[Required task]
Reproduce each line from the records that holds "title".

** Begin Data provided **

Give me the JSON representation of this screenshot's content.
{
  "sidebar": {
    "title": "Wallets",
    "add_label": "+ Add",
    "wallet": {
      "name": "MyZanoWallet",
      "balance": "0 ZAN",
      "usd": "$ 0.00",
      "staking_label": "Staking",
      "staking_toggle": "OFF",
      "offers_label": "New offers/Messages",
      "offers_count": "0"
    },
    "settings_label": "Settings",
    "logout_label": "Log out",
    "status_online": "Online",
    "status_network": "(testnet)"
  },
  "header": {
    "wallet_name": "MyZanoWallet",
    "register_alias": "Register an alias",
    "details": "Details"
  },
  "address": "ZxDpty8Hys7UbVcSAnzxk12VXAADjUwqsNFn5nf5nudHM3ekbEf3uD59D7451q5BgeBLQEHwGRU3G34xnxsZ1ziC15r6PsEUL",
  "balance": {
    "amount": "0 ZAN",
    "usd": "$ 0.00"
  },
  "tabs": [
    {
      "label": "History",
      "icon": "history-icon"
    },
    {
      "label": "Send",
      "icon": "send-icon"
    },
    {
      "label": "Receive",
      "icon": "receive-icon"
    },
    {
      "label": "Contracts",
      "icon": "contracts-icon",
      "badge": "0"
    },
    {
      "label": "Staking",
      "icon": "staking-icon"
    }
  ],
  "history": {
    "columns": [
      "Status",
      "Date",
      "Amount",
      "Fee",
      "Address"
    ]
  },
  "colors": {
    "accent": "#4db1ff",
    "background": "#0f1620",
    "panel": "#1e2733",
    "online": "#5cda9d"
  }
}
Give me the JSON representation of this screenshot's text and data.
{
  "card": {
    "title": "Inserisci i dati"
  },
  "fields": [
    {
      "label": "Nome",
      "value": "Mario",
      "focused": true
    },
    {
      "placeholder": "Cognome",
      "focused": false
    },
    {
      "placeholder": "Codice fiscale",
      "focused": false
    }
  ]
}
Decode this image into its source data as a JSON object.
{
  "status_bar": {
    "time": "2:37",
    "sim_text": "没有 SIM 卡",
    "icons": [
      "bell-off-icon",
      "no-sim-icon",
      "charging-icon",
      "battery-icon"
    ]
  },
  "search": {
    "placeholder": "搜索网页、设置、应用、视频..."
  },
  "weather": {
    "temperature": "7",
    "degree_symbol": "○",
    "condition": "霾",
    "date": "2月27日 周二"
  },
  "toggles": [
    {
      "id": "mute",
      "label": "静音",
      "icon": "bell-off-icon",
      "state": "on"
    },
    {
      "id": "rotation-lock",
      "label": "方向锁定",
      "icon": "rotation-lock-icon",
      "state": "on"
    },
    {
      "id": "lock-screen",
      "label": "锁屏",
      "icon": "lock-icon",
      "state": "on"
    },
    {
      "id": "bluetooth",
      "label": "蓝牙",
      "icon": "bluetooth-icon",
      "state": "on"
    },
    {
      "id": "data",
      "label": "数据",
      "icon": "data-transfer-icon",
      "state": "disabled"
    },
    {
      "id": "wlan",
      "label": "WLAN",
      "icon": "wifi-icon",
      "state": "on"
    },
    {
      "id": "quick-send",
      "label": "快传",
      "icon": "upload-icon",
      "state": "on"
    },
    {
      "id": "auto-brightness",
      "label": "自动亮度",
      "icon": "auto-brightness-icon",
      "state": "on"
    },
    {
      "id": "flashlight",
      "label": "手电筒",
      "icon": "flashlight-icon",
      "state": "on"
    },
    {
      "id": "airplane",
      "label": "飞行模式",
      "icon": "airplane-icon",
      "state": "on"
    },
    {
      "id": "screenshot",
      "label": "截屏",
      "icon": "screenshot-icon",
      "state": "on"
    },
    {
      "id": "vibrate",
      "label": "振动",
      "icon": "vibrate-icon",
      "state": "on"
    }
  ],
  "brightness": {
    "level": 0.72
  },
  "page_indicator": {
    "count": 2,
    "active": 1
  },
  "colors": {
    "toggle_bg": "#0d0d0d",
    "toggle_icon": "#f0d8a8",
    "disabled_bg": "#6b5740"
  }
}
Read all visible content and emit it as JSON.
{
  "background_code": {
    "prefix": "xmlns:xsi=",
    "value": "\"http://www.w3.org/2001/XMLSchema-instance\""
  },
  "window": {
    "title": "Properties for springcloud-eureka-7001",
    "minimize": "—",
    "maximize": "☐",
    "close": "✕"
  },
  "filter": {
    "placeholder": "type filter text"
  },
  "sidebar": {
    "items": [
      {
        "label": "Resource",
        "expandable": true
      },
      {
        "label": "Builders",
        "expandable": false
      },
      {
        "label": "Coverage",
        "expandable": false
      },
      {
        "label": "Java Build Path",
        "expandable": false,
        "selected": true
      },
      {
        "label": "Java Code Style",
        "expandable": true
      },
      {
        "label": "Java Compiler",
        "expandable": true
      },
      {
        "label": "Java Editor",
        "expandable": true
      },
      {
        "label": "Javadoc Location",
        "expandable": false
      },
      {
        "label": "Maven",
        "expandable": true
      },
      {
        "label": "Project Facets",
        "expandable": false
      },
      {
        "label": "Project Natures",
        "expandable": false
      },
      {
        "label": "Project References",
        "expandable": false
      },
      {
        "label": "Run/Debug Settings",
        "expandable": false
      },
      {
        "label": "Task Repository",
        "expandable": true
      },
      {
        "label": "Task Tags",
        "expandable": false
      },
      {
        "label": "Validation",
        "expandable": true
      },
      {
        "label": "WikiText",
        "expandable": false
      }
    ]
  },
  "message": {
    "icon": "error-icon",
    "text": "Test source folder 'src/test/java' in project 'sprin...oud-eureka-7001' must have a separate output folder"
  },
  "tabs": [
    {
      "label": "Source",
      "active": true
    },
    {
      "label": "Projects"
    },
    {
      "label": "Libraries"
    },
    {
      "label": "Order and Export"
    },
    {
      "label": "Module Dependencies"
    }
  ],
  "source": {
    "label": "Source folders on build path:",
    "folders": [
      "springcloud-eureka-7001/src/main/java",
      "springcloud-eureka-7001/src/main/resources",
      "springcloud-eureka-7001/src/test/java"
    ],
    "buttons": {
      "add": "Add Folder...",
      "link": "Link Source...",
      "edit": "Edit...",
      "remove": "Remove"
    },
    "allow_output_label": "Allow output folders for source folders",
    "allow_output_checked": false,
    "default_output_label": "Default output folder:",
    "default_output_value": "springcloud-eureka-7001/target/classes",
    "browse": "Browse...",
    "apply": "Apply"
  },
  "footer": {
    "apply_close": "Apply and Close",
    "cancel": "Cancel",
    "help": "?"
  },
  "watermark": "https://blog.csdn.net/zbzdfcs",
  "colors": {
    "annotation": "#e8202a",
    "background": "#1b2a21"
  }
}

** End Data provided **

[Exercise result]
    "title": "Wallets",
    "title": "Inserisci i dati"
    "title": "Properties for springcloud-eureka-7001",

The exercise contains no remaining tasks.